(Stated problem): Print the full listing exactly.

(Records to process):
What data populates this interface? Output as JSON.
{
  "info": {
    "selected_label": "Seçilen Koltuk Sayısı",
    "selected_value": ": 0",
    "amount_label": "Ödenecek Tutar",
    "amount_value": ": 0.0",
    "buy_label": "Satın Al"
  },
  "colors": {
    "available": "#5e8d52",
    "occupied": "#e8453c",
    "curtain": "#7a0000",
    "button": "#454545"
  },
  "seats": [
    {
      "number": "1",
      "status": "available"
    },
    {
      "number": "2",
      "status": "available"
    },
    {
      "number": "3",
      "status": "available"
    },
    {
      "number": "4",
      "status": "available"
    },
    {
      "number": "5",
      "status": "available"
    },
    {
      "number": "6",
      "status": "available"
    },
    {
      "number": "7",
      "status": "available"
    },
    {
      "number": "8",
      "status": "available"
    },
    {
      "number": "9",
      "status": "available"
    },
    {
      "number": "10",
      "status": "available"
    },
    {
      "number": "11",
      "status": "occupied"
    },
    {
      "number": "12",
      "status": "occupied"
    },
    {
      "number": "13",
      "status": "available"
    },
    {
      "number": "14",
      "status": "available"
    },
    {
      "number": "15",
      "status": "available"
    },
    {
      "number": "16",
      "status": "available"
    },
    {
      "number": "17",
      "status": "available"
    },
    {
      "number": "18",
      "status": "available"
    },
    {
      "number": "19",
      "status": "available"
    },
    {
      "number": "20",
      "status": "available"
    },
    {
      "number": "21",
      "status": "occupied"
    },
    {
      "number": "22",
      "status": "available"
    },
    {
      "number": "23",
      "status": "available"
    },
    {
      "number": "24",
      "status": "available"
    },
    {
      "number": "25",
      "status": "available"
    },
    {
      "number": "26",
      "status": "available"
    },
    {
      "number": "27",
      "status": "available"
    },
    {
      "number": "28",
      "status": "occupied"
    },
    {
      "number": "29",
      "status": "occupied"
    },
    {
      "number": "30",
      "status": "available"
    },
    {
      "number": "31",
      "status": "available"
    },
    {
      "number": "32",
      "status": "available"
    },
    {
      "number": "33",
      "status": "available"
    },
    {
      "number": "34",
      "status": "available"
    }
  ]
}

(Task solution):
What data populates this interface? Output as JSON.
{
  "info": {
    "selected_label": "Seçilen Koltuk Sayısı",
    "selected_value": ": 0",
    "amount_label": "Ödenecek Tutar",
    "amount_value": ": 0.0",
    "buy_label": "Satın Al"
  },
  "colors": {
    "available": "#5e8d52",
    "occupied": "#e8453c",
    "curtain": "#7a0000",
    "button": "#454545"
  },
  "seats": [
    {
      "number": "1",
      "status": "available"
    },
    {
      "number": "2",
      "status": "available"
    },
    {
      "number": "3",
      "status": "available"
    },
    {
      "number": "4",
      "status": "available"
    },
    {
      "number": "5",
      "status": "available"
    },
    {
      "number": "6",
      "status": "available"
    },
    {
      "number": "7",
      "status": "available"
    },
    {
      "number": "8",
      "status": "available"
    },
    {
      "number": "9",
      "status": "available"
    },
    {
      "number": "10",
      "status": "available"
    },
    {
      "number": "11",
      "status": "occupied"
    },
    {
      "number": "12",
      "status": "occupied"
    },
    {
      "number": "13",
      "status": "available"
    },
    {
      "number": "14",
      "status": "available"
    },
    {
      "number": "15",
      "status": "available"
    },
    {
      "number": "16",
      "status": "available"
    },
    {
      "number": "17",
      "status": "available"
    },
    {
      "number": "18",
      "status": "available"
    },
    {
      "number": "19",
      "status": "available"
    },
    {
      "number": "20",
      "status": "available"
    },
    {
      "number": "21",
      "status": "occupied"
    },
    {
      "number": "22",
      "status": "available"
    },
    {
      "number": "23",
      "status": "available"
    },
    {
      "number": "24",
      "status": "available"
    },
    {
      "number": "25",
      "status": "available"
    },
    {
      "number": "26",
      "status": "available"
    },
    {
      "number": "27",
      "status": "available"
    },
    {
      "number": "28",
      "status": "occupied"
    },
    {
      "number": "29",
      "status": "occupied"
    },
    {
      "number": "30",
      "status": "available"
    },
    {
      "number": "31",
      "status": "available"
    },
    {
      "number": "32",
      "status": "available"
    },
    {
      "number": "33",
      "status": "available"
    },
    {
      "number": "34",
      "status": "available"
    }
  ]
}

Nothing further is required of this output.